■ Extracted information:

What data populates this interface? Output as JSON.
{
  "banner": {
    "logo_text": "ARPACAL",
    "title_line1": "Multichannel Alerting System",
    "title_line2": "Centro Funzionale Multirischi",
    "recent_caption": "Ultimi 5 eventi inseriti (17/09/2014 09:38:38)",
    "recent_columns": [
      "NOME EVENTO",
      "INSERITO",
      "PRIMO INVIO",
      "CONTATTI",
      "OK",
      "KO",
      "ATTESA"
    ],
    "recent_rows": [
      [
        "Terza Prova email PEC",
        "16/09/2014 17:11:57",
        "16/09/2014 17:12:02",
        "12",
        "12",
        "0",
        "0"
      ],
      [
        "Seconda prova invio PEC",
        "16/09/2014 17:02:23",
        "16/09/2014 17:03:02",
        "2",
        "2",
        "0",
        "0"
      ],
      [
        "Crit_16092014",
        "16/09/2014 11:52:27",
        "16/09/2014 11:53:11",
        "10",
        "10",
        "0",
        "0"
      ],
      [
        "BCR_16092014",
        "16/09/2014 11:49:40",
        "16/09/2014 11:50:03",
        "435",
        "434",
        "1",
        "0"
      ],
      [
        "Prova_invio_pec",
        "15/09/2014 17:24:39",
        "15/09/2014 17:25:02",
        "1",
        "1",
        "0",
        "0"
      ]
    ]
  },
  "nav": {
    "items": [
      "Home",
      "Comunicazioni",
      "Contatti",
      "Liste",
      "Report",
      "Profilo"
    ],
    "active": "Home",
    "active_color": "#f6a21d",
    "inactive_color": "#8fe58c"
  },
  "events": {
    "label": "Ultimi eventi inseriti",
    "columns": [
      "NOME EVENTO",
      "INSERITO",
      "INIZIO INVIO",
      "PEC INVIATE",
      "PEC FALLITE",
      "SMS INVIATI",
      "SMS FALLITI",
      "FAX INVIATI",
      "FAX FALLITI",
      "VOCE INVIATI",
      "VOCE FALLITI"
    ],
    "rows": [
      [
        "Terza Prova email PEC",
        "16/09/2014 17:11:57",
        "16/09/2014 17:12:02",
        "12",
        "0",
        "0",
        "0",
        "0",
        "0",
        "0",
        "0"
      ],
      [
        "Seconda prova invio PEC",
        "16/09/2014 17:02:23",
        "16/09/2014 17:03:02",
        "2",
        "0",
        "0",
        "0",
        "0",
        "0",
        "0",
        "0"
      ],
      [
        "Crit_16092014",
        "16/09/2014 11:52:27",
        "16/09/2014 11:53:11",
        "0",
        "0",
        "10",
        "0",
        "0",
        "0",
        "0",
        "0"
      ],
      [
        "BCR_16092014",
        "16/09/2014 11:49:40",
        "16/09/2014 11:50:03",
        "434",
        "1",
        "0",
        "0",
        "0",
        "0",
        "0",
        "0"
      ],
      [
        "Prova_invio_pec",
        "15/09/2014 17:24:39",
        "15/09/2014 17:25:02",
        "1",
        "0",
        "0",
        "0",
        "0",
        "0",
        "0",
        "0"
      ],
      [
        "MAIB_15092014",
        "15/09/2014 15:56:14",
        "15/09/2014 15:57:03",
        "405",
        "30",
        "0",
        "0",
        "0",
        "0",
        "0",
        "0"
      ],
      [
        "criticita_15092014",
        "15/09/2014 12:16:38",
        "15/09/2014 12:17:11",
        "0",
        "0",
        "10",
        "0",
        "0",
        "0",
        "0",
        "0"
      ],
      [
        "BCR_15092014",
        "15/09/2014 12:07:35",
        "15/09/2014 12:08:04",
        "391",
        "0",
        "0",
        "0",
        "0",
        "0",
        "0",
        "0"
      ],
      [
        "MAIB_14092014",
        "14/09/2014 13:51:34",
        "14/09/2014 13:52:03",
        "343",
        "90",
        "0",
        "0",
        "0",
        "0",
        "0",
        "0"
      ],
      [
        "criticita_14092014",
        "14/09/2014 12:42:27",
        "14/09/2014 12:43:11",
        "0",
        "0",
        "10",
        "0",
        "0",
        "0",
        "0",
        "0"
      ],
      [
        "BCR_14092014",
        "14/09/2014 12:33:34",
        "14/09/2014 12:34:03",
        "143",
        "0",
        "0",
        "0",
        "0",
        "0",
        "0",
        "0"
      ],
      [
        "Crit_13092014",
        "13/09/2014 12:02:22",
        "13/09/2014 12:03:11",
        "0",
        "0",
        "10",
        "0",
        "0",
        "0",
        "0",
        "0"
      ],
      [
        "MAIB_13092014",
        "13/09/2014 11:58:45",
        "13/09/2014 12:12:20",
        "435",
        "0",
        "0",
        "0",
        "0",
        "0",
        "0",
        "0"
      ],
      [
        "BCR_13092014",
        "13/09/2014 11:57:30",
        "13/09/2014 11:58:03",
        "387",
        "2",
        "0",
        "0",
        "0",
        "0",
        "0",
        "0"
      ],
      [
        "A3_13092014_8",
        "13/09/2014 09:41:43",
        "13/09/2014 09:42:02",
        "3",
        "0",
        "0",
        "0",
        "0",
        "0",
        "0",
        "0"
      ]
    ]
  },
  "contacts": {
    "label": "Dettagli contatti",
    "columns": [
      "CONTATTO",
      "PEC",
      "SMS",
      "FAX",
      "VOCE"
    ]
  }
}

■ Directions for this task:
Every line above needs to be retyped exactly.

■ Task answer:
What data populates this interface? Output as JSON.
{
  "banner": {
    "logo_text": "ARPACAL",
    "title_line1": "Multichannel Alerting System",
    "title_line2": "Centro Funzionale Multirischi",
    "recent_caption": "Ultimi 5 eventi inseriti (17/09/2014 09:38:38)",
    "recent_columns": [
      "NOME EVENTO",
      "INSERITO",
      "PRIMO INVIO",
      "CONTATTI",
      "OK",
      "KO",
      "ATTESA"
    ],
    "recent_rows": [
      [
        "Terza Prova email PEC",
        "16/09/2014 17:11:57",
        "16/09/2014 17:12:02",
        "12",
        "12",
        "0",
        "0"
      ],
      [
        "Seconda prova invio PEC",
        "16/09/2014 17:02:23",
        "16/09/2014 17:03:02",
        "2",
        "2",
        "0",
        "0"
      ],
      [
        "Crit_16092014",
        "16/09/2014 11:52:27",
        "16/09/2014 11:53:11",
        "10",
        "10",
        "0",
        "0"
      ],
      [
        "BCR_16092014",
        "16/09/2014 11:49:40",
        "16/09/2014 11:50:03",
        "435",
        "434",
        "1",
        "0"
      ],
      [
        "Prova_invio_pec",
        "15/09/2014 17:24:39",
        "15/09/2014 17:25:02",
        "1",
        "1",
        "0",
        "0"
      ]
    ]
  },
  "nav": {
    "items": [
      "Home",
      "Comunicazioni",
      "Contatti",
      "Liste",
      "Report",
      "Profilo"
    ],
    "active": "Home",
    "active_color": "#f6a21d",
    "inactive_color": "#8fe58c"
  },
  "events": {
    "label": "Ultimi eventi inseriti",
    "columns": [
      "NOME EVENTO",
      "INSERITO",
      "INIZIO INVIO",
      "PEC INVIATE",
      "PEC FALLITE",
      "SMS INVIATI",
      "SMS FALLITI",
      "FAX INVIATI",
      "FAX FALLITI",
      "VOCE INVIATI",
      "VOCE FALLITI"
    ],
    "rows": [
      [
        "Terza Prova email PEC",
        "16/09/2014 17:11:57",
        "16/09/2014 17:12:02",
        "12",
        "0",
        "0",
        "0",
        "0",
        "0",
        "0",
        "0"
      ],
      [
        "Seconda prova invio PEC",
        "16/09/2014 17:02:23",
        "16/09/2014 17:03:02",
        "2",
        "0",
        "0",
        "0",
        "0",
        "0",
        "0",
        "0"
      ],
      [
        "Crit_16092014",
        "16/09/2014 11:52:27",
        "16/09/2014 11:53:11",
        "0",
        "0",
        "10",
        "0",
        "0",
        "0",
        "0",
        "0"
      ],
      [
        "BCR_16092014",
        "16/09/2014 11:49:40",
        "16/09/2014 11:50:03",
        "434",
        "1",
        "0",
        "0",
        "0",
        "0",
        "0",
        "0"
      ],
      [
        "Prova_invio_pec",
        "15/09/2014 17:24:39",
        "15/09/2014 17:25:02",
        "1",
        "0",
        "0",
        "0",
        "0",
        "0",
        "0",
        "0"
      ],
      [
        "MAIB_15092014",
        "15/09/2014 15:56:14",
        "15/09/2014 15:57:03",
        "405",
        "30",
        "0",
        "0",
        "0",
        "0",
        "0",
        "0"
      ],
      [
        "criticita_15092014",
        "15/09/2014 12:16:38",
        "15/09/2014 12:17:11",
        "0",
        "0",
        "10",
        "0",
        "0",
        "0",
        "0",
        "0"
      ],
      [
        "BCR_15092014",
        "15/09/2014 12:07:35",
        "15/09/2014 12:08:04",
        "391",
        "0",
        "0",
        "0",
        "0",
        "0",
        "0",
        "0"
      ],
      [
        "MAIB_14092014",
        "14/09/2014 13:51:34",
        "14/09/2014 13:52:03",
        "343",
        "90",
        "0",
        "0",
        "0",
        "0",
        "0",
        "0"
      ],
      [
        "criticita_14092014",
        "14/09/2014 12:42:27",
        "14/09/2014 12:43:11",
        "0",
        "0",
        "10",
        "0",
        "0",
        "0",
        "0",
        "0"
      ],
      [
        "BCR_14092014",
        "14/09/2014 12:33:34",
        "14/09/2014 12:34:03",
        "143",
        "0",
        "0",
        "0",
        "0",
        "0",
        "0",
        "0"
      ],
      [
        "Crit_13092014",
        "13/09/2014 12:02:22",
        "13/09/2014 12:03:11",
        "0",
        "0",
        "10",
        "0",
        "0",
        "0",
        "0",
        "0"
      ],
      [
        "MAIB_13092014",
        "13/09/2014 11:58:45",
        "13/09/2014 12:12:20",
        "435",
        "0",
        "0",
        "0",
        "0",
        "0",
        "0",
        "0"
      ],
      [
        "BCR_13092014",
        "13/09/2014 11:57:30",
        "13/09/2014 11:58:03",
        "387",
        "2",
        "0",
        "0",
        "0",
        "0",
        "0",
        "0"
      ],
      [
        "A3_13092014_8",
        "13/09/2014 09:41:43",
        "13/09/2014 09:42:02",
        "3",
        "0",
        "0",
        "0",
        "0",
        "0",
        "0",
        "0"
      ]
    ]
  },
  "contacts": {
    "label": "Dettagli contatti",
    "columns": [
      "CONTATTO",
      "PEC",
      "SMS",
      "FAX",
      "VOCE"
    ]
  }
}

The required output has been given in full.